» **SET PROBLEM**
Quote the entries that follow exactly, leaving none out.

Saved data entries
>> start
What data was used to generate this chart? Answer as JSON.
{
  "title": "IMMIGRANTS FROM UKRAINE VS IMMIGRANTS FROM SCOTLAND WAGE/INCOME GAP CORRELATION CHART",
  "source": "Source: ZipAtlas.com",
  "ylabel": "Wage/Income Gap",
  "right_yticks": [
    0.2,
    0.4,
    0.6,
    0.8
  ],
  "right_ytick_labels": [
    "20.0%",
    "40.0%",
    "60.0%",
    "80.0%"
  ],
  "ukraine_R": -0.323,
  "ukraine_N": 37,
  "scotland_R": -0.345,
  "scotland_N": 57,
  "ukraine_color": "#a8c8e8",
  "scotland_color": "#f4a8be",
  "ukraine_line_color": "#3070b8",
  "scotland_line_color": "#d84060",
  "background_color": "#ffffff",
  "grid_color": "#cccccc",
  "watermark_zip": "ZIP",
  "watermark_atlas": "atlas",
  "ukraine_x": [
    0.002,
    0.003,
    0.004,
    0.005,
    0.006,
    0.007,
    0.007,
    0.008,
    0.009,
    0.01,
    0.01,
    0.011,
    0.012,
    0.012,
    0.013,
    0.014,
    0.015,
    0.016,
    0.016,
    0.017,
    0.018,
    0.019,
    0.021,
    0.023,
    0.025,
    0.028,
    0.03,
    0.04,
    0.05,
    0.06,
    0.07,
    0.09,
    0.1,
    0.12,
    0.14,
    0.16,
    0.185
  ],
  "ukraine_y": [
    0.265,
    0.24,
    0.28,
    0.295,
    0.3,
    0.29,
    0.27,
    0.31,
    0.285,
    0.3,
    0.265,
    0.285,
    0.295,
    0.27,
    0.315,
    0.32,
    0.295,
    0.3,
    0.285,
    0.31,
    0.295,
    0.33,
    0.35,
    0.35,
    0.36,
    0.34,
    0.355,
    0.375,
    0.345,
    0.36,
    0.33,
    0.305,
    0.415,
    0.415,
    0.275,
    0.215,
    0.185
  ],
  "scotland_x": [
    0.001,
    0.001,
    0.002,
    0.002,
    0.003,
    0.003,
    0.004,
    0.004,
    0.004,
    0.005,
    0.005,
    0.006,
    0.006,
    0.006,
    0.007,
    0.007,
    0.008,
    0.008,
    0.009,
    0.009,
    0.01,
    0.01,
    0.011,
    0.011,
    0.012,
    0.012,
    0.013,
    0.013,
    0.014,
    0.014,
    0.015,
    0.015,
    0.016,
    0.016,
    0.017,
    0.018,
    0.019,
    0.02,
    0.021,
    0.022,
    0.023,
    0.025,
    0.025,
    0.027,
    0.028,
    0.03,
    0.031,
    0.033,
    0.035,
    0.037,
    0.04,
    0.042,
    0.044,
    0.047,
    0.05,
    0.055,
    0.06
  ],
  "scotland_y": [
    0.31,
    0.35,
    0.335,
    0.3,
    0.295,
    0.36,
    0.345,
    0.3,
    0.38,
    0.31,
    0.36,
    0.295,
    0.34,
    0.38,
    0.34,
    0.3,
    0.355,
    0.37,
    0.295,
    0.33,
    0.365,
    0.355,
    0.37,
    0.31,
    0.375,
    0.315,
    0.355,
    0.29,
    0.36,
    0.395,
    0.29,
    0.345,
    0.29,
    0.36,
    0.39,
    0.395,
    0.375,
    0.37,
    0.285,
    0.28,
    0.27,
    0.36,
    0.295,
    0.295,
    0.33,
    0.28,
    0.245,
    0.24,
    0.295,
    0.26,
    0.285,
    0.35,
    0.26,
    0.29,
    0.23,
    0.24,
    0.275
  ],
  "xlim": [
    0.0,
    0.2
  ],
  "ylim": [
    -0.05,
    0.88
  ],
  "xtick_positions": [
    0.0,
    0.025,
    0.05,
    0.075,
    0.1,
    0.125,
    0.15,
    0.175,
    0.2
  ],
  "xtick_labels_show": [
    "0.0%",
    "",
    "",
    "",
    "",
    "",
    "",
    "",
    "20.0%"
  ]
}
>> end
» **RESPONSE**
What data was used to generate this chart? Answer as JSON.
{
  "title": "IMMIGRANTS FROM UKRAINE VS IMMIGRANTS FROM SCOTLAND WAGE/INCOME GAP CORRELATION CHART",
  "source": "Source: ZipAtlas.com",
  "ylabel": "Wage/Income Gap",
  "right_yticks": [
    0.2,
    0.4,
    0.6,
    0.8
  ],
  "right_ytick_labels": [
    "20.0%",
    "40.0%",
    "60.0%",
    "80.0%"
  ],
  "ukraine_R": -0.323,
  "ukraine_N": 37,
  "scotland_R": -0.345,
  "scotland_N": 57,
  "ukraine_color": "#a8c8e8",
  "scotland_color": "#f4a8be",
  "ukraine_line_color": "#3070b8",
  "scotland_line_color": "#d84060",
  "background_color": "#ffffff",
  "grid_color": "#cccccc",
  "watermark_zip": "ZIP",
  "watermark_atlas": "atlas",
  "ukraine_x": [
    0.002,
    0.003,
    0.004,
    0.005,
    0.006,
    0.007,
    0.007,
    0.008,
    0.009,
    0.01,
    0.01,
    0.011,
    0.012,
    0.012,
    0.013,
    0.014,
    0.015,
    0.016,
    0.016,
    0.017,
    0.018,
    0.019,
    0.021,
    0.023,
    0.025,
    0.028,
    0.03,
    0.04,
    0.05,
    0.06,
    0.07,
    0.09,
    0.1,
    0.12,
    0.14,
    0.16,
    0.185
  ],
  "ukraine_y": [
    0.265,
    0.24,
    0.28,
    0.295,
    0.3,
    0.29,
    0.27,
    0.31,
    0.285,
    0.3,
    0.265,
    0.285,
    0.295,
    0.27,
    0.315,
    0.32,
    0.295,
    0.3,
    0.285,
    0.31,
    0.295,
    0.33,
    0.35,
    0.35,
    0.36,
    0.34,
    0.355,
    0.375,
    0.345,
    0.36,
    0.33,
    0.305,
    0.415,
    0.415,
    0.275,
    0.215,
    0.185
  ],
  "scotland_x": [
    0.001,
    0.001,
    0.002,
    0.002,
    0.003,
    0.003,
    0.004,
    0.004,
    0.004,
    0.005,
    0.005,
    0.006,
    0.006,
    0.006,
    0.007,
    0.007,
    0.008,
    0.008,
    0.009,
    0.009,
    0.01,
    0.01,
    0.011,
    0.011,
    0.012,
    0.012,
    0.013,
    0.013,
    0.014,
    0.014,
    0.015,
    0.015,
    0.016,
    0.016,
    0.017,
    0.018,
    0.019,
    0.02,
    0.021,
    0.022,
    0.023,
    0.025,
    0.025,
    0.027,
    0.028,
    0.03,
    0.031,
    0.033,
    0.035,
    0.037,
    0.04,
    0.042,
    0.044,
    0.047,
    0.05,
    0.055,
    0.06
  ],
  "scotland_y": [
    0.31,
    0.35,
    0.335,
    0.3,
    0.295,
    0.36,
    0.345,
    0.3,
    0.38,
    0.31,
    0.36,
    0.295,
    0.34,
    0.38,
    0.34,
    0.3,
    0.355,
    0.37,
    0.295,
    0.33,
    0.365,
    0.355,
    0.37,
    0.31,
    0.375,
    0.315,
    0.355,
    0.29,
    0.36,
    0.395,
    0.29,
    0.345,
    0.29,
    0.36,
    0.39,
    0.395,
    0.375,
    0.37,
    0.285,
    0.28,
    0.27,
    0.36,
    0.295,
    0.295,
    0.33,
    0.28,
    0.245,
    0.24,
    0.295,
    0.26,
    0.285,
    0.35,
    0.26,
    0.29,
    0.23,
    0.24,
    0.275
  ],
  "xlim": [
    0.0,
    0.2
  ],
  "ylim": [
    -0.05,
    0.88
  ],
  "xtick_positions": [
    0.0,
    0.025,
    0.05,
    0.075,
    0.1,
    0.125,
    0.15,
    0.175,
    0.2
  ],
  "xtick_labels_show": [
    "0.0%",
    "",
    "",
    "",
    "",
    "",
    "",
    "",
    "20.0%"
  ]
}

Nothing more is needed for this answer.